» Exercise requirements:
In the data, extract each line that holds the string "screenshot".

» Entries with figure data:
------------------------------------
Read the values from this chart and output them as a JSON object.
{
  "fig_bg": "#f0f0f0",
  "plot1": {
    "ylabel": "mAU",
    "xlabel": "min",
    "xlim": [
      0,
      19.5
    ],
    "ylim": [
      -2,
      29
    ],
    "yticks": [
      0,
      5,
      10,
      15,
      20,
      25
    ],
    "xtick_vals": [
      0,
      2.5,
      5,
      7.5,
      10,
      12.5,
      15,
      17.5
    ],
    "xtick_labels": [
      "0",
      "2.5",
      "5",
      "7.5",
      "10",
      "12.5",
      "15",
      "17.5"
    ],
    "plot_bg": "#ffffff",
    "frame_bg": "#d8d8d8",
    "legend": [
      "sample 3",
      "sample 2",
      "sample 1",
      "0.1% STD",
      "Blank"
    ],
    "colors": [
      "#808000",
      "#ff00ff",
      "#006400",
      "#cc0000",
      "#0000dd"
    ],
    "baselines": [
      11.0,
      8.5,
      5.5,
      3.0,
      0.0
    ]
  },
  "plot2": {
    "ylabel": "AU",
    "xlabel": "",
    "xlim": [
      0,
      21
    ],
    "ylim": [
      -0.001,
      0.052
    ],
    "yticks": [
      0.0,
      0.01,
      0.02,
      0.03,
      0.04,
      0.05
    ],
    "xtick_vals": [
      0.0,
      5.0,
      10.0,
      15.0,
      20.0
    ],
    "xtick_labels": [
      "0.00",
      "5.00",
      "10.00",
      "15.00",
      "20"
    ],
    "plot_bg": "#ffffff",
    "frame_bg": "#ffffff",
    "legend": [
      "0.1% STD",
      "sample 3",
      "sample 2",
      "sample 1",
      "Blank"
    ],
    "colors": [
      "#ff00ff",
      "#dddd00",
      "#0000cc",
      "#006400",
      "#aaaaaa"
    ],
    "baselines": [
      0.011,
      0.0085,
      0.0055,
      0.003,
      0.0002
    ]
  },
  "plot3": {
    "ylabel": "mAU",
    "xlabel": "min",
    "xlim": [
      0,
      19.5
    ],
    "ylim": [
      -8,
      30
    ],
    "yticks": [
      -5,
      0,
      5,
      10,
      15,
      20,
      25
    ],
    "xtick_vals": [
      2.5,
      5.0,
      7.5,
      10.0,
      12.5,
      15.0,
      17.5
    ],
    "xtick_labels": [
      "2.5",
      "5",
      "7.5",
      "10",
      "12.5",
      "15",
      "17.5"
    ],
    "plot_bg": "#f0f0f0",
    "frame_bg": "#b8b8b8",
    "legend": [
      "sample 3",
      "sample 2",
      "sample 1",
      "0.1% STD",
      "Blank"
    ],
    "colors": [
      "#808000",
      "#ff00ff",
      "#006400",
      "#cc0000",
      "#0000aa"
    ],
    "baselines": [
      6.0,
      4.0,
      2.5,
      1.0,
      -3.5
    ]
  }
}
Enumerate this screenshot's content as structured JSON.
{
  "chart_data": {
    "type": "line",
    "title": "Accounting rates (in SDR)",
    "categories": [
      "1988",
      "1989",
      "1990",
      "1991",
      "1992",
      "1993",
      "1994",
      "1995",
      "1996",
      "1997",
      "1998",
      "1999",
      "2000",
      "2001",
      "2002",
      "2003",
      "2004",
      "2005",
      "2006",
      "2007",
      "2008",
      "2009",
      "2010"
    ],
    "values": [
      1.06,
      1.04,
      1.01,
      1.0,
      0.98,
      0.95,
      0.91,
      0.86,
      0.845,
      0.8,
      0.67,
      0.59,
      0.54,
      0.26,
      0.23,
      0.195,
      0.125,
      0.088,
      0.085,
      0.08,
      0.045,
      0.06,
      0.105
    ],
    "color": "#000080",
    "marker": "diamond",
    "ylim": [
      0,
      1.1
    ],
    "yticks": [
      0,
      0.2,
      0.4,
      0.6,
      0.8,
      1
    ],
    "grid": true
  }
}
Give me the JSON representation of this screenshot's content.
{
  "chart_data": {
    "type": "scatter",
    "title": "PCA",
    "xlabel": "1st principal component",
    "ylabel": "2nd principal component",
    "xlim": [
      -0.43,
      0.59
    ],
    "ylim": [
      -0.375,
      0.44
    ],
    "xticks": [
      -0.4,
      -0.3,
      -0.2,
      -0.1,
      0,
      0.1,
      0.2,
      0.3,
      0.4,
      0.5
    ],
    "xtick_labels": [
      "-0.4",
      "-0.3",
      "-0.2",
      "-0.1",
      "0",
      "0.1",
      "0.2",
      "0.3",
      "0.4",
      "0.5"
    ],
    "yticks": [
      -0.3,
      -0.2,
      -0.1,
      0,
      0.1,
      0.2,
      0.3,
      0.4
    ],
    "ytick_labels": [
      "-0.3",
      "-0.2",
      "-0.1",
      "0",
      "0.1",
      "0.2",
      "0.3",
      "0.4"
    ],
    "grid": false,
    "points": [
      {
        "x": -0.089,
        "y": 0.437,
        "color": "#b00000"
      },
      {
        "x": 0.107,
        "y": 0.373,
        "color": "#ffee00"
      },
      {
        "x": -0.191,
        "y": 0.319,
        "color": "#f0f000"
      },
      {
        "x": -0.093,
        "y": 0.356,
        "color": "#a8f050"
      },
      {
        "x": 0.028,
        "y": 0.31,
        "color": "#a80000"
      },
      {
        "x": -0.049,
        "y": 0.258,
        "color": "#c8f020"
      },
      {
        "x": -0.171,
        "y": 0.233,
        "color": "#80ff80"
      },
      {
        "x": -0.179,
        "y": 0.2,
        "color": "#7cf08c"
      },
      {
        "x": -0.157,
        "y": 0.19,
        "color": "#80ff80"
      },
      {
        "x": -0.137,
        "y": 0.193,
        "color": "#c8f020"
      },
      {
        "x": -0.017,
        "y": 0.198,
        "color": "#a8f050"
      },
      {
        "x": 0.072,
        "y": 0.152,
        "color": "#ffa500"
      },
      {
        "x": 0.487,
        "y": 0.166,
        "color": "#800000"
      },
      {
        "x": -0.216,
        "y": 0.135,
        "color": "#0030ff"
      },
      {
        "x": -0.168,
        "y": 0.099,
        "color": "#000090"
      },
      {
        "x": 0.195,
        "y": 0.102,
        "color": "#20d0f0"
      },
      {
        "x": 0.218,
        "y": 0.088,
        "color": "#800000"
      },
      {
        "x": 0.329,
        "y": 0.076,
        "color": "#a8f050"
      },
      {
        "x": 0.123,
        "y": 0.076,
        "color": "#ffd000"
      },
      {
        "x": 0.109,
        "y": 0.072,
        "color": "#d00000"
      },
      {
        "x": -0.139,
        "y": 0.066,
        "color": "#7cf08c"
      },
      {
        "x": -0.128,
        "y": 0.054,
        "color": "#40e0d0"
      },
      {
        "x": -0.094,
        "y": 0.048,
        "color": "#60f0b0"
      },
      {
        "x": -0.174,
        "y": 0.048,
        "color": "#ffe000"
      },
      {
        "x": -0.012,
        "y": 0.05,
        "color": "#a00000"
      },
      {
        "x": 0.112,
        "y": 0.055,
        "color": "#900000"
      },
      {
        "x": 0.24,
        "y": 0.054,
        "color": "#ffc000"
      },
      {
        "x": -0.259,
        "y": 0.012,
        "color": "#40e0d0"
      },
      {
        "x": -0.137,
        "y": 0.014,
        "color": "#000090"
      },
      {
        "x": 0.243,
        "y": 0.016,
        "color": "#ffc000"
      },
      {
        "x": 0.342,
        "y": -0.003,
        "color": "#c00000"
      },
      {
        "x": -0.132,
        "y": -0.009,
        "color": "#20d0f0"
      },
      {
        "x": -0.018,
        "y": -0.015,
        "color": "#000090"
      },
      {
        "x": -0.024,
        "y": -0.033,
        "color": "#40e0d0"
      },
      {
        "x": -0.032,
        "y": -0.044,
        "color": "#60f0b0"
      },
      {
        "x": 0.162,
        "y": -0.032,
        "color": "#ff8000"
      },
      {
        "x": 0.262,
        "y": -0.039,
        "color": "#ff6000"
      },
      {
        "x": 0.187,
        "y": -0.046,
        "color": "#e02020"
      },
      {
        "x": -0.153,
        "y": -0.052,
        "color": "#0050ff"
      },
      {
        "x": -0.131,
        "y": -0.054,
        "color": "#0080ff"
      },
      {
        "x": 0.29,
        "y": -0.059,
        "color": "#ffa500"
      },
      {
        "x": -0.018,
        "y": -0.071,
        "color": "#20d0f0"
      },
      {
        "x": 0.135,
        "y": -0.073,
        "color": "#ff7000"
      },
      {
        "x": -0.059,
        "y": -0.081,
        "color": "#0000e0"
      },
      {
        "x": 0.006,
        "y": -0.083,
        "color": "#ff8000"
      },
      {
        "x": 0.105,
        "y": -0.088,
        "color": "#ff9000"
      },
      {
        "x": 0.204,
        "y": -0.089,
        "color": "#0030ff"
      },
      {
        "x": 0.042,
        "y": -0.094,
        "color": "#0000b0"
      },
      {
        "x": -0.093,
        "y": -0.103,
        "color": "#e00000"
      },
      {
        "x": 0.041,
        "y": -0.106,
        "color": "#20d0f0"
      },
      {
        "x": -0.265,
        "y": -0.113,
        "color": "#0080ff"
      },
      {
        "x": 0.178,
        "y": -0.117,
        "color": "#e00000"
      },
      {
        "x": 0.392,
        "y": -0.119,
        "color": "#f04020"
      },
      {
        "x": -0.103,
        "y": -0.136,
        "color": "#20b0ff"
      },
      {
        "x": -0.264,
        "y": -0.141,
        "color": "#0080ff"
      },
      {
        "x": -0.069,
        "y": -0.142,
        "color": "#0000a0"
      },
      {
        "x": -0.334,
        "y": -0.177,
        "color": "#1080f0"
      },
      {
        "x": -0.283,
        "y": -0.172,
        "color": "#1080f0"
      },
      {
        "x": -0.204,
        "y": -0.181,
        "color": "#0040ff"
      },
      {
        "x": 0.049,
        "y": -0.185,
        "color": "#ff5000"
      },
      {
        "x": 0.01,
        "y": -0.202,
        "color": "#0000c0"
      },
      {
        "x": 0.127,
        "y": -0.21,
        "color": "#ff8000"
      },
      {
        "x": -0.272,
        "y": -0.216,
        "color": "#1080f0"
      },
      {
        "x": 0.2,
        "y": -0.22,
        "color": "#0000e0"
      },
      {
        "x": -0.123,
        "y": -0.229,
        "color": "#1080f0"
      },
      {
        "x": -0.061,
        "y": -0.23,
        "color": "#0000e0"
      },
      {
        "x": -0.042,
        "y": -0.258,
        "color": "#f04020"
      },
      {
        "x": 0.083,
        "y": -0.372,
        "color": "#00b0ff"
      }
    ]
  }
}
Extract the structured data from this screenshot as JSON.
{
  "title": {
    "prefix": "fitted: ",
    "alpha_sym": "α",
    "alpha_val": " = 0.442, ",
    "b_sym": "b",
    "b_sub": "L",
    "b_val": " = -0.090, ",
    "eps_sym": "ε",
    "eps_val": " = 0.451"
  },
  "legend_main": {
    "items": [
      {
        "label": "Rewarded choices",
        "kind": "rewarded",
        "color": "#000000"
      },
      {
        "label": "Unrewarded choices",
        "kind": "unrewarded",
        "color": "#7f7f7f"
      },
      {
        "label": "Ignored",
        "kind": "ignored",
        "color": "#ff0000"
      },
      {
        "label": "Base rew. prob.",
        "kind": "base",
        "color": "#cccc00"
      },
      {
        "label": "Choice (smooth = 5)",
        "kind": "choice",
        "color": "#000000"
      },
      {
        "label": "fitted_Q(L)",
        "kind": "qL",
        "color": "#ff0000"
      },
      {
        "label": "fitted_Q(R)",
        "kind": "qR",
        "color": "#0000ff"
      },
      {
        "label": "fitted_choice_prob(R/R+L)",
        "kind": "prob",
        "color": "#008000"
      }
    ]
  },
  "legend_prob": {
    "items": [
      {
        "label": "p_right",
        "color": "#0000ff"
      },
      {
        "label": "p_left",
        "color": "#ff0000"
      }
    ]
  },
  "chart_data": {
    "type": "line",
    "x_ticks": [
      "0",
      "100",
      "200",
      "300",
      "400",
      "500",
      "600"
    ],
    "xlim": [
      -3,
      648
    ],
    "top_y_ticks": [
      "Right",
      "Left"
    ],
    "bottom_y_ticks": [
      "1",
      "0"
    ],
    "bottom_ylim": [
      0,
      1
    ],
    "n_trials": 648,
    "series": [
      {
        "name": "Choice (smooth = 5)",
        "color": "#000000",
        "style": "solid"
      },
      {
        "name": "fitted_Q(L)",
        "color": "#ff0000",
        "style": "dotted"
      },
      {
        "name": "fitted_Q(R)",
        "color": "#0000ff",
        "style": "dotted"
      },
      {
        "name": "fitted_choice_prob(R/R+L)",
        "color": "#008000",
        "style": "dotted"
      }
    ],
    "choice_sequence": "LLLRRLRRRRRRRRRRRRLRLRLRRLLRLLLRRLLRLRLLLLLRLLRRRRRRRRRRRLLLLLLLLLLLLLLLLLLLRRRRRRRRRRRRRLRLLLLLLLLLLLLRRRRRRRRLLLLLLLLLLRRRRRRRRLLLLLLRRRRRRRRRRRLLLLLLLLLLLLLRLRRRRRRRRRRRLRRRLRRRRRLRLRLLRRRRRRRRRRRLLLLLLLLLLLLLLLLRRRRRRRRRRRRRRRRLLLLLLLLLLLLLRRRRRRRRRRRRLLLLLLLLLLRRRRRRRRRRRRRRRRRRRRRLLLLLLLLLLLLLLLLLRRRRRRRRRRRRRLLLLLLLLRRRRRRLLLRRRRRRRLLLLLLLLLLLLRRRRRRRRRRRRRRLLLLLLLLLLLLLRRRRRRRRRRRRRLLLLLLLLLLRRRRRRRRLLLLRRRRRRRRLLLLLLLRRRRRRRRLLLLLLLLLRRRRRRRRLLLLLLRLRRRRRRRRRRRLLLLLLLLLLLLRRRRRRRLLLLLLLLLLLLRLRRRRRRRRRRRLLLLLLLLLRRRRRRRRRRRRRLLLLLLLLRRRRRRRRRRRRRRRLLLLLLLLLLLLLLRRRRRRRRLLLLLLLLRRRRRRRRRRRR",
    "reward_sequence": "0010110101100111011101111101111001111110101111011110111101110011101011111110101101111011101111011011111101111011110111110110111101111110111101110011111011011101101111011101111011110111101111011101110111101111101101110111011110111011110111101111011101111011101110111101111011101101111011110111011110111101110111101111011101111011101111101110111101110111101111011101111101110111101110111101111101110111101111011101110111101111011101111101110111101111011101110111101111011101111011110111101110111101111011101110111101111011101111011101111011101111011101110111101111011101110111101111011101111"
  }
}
------------------------------------
» Result:
Enumerate this screenshot's content as structured JSON.
Give me the JSON representation of this screenshot's content.
Extract the structured data from this screenshot as JSON.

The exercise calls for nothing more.